Rewrite the data as a numbered list, starting at its first line and ending at the line that contains "connector-dry-spine-upper [487,252,490,353]", with both of those lines included. Leave out any blank lines.

# A run of data
+++

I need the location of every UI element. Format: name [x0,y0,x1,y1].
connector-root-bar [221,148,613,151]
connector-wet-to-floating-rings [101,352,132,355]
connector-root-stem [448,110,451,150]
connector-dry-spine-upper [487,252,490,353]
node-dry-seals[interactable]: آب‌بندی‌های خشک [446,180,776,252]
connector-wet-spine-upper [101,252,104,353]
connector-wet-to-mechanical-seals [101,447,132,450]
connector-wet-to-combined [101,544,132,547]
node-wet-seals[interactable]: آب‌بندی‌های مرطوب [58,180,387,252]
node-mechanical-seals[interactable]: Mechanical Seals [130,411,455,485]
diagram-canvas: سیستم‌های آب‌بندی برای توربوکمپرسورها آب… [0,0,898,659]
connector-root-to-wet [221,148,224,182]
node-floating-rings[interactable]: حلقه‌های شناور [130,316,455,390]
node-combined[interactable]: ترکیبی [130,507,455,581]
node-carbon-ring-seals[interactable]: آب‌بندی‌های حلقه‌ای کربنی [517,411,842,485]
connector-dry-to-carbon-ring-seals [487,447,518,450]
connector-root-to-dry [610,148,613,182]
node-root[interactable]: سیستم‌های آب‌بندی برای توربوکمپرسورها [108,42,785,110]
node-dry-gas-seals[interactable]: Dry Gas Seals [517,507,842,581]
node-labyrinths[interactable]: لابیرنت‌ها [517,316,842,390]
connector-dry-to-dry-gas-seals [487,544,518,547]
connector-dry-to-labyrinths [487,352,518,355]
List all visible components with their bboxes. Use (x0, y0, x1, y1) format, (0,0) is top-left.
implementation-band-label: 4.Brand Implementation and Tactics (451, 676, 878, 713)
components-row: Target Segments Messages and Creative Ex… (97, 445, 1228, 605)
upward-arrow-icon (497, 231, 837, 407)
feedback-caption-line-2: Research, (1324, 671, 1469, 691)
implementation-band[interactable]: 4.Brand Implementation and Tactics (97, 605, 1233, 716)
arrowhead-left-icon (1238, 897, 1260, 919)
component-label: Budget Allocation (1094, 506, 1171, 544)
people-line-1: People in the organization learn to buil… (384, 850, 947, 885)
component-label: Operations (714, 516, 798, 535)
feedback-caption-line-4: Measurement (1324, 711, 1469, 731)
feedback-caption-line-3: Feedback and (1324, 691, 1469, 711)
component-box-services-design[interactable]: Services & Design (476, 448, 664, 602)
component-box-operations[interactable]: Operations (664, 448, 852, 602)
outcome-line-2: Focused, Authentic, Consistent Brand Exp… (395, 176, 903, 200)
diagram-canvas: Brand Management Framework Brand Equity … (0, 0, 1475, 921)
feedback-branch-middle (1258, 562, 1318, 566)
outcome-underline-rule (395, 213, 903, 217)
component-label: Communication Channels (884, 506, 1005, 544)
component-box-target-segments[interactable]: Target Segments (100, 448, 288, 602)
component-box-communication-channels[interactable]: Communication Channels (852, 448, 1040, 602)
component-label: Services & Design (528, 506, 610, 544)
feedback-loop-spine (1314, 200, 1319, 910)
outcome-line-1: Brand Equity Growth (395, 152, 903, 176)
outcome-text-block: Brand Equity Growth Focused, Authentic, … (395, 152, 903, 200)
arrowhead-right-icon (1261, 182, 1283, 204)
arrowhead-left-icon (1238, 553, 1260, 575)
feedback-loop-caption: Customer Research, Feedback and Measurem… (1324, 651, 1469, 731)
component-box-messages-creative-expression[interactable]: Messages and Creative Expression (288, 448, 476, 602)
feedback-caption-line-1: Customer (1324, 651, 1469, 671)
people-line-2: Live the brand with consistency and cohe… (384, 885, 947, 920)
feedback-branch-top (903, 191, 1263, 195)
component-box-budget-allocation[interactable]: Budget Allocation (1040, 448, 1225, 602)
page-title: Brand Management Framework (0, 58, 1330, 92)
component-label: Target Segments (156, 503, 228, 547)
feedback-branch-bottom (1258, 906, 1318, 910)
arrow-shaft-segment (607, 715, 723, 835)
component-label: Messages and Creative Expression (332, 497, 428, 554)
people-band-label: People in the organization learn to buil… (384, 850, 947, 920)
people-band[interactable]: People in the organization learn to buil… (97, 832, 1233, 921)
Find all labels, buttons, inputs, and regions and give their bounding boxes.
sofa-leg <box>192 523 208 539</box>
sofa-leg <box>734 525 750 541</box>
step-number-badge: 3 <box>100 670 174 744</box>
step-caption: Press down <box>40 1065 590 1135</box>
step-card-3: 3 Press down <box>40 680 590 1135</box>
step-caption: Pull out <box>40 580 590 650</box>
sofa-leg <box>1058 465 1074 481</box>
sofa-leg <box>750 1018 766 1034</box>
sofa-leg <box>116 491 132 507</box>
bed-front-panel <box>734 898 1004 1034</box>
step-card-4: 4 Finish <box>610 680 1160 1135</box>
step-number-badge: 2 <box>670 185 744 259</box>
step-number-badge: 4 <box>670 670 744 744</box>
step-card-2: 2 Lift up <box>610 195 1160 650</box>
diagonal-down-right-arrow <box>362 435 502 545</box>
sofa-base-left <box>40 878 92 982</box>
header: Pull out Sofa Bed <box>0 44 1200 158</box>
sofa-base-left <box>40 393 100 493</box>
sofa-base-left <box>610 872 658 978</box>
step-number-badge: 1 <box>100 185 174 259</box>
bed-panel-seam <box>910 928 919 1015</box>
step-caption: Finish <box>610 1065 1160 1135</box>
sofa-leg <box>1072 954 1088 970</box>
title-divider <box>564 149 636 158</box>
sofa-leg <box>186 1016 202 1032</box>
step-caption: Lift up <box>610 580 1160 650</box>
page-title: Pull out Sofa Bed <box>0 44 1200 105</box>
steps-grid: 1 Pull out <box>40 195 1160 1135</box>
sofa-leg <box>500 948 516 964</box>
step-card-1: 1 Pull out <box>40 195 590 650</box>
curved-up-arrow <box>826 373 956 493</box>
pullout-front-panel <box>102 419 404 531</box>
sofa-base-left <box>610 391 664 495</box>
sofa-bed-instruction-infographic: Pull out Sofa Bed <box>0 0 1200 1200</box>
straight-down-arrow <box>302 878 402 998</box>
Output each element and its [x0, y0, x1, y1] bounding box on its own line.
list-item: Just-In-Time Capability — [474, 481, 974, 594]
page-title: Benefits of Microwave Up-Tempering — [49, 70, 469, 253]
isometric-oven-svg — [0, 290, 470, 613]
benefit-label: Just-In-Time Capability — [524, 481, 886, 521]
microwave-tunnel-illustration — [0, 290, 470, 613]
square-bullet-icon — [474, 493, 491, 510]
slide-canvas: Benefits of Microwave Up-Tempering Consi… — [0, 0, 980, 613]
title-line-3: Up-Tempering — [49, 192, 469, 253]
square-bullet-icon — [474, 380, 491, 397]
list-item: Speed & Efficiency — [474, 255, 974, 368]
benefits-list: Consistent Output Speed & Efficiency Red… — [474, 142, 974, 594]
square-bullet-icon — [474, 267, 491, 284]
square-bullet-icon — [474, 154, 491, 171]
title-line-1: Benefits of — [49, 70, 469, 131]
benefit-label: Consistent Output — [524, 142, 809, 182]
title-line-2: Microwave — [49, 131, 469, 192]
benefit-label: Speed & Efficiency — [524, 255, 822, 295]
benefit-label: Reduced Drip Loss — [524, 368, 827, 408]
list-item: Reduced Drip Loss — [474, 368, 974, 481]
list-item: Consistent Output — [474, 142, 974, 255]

+++

# Solution for this problem
1. I need the location of every UI element. Format: name [x0,y0,x1,y1].
2. connector-root-bar [221,148,613,151]
3. connector-wet-to-floating-rings [101,352,132,355]
4. connector-root-stem [448,110,451,150]
5. connector-dry-spine-upper [487,252,490,353]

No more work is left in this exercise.